*Цель задания A*: Пожалуйста, извлеките из фрагмента дневника отрывок, начиная со слов "23 февраля. День" и заканчивая словами "бутылки с горючим.".

*Фрагмент дневника*:
________

Если поедем, возьмем с собой Лелю и Нину. Дина Осиповна умирает.
18 февраля 1942 года
Вчера выступала в госпитале, где лежит Т. Ему хуже. Завтра выступаю в госпитале при институте имени Герцена. Послезавтра — на партактиве. 21-го еду с делегацией от нашего Петроградского района на фронт. Еду-таки!.. Боюсь только одного: замерзнуть.
19 февраля 1942 года
Только что получила письмо от наших, еще декабрьское. Наш Мишенька умер, не дожив до года.
20 февраля 1942 года
Вчерашнее письмо от наших я начала читать с жадностью. И вдруг прочла (налетела с размаху на эти строчки):
«Мы никак не можем примириться с нашим огромным горем — смертью Мишеньки. Наша жизнь в Чистополе кажется теперь совсем пустой и бессмысленной. Ведь исчезло то, что привело нас сюда. Сразу стало очень тихо в нашей крохотной комнате и кругом… Может быть, с первой навигацией поедем уже в Москву».
Я прочла это письмо до конца. Отложила. Потом внезапно вдруг быстро взяла его и снова прочла в какой-то смутной надежде: а вдруг мне все это померещилось? Нет, все правда.
21 февраля 1942 года
Завтра еду на фронт с делегацией от нашего района. Хорошо, что я еду. Это поможет мне перенести боль, с которой трудно сердцу сладить.
23 февраля. День Красной Армии. Гороховец
Снега, снега!.. Пишу в Гороховце, в политотделе армии генерала Федюнинского. Это бревенчатый, зажиточный в прошлом домик: фотографии на стенах, душистые склянки на комоде. Но в тамбуре — седла, брезентовые мешки, винтовки, валенки, лыжи, бутылки с горючим.

________

Сохранённые записи
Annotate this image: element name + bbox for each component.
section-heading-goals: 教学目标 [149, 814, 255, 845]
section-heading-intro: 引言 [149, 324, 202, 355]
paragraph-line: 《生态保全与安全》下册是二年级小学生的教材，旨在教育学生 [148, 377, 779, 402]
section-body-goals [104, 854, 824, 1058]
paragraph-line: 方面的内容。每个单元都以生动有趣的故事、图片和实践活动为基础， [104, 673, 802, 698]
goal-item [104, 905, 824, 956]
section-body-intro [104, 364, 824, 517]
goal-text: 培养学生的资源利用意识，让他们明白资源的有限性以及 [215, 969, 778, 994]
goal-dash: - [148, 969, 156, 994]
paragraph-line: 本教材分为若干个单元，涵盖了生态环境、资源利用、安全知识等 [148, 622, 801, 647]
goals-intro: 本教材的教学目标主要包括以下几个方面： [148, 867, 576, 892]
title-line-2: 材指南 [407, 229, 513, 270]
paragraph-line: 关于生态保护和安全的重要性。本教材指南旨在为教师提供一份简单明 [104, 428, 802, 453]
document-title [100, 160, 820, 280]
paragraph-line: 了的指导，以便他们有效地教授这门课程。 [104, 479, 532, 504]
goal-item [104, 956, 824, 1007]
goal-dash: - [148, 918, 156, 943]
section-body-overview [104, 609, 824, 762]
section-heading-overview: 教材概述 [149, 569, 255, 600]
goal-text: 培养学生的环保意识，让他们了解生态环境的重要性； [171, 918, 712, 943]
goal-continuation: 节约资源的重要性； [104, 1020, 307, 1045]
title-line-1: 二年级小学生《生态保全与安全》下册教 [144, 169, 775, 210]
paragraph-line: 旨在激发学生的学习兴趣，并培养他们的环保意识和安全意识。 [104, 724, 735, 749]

________

*Цель задания B*: Перепишите без изменений строки записей, начиная с самого начала записей и заканчивая строкой, содержащей "673, 802, 698]", включительно.

*Ожидаемый результат A*:
23 февраля. День Красной Армии. Гороховец
Снега, снега!.. Пишу в Гороховце, в политотделе армии генерала Федюнинского. Это бревенчатый, зажиточный в прошлом домик: фотографии на стенах, душистые склянки на комоде. Но в тамбуре — седла, брезентовые мешки, винтовки, валенки, лыжи, бутылки с горючим.

*Ожидаемый результат B*:
Annotate this image: element name + bbox for each component.
section-heading-goals: 教学目标 [149, 814, 255, 845]
section-heading-intro: 引言 [149, 324, 202, 355]
paragraph-line: 《生态保全与安全》下册是二年级小学生的教材，旨在教育学生 [148, 377, 779, 402]
section-body-goals [104, 854, 824, 1058]
paragraph-line: 方面的内容。每个单元都以生动有趣的故事、图片和实践活动为基础， [104, 673, 802, 698]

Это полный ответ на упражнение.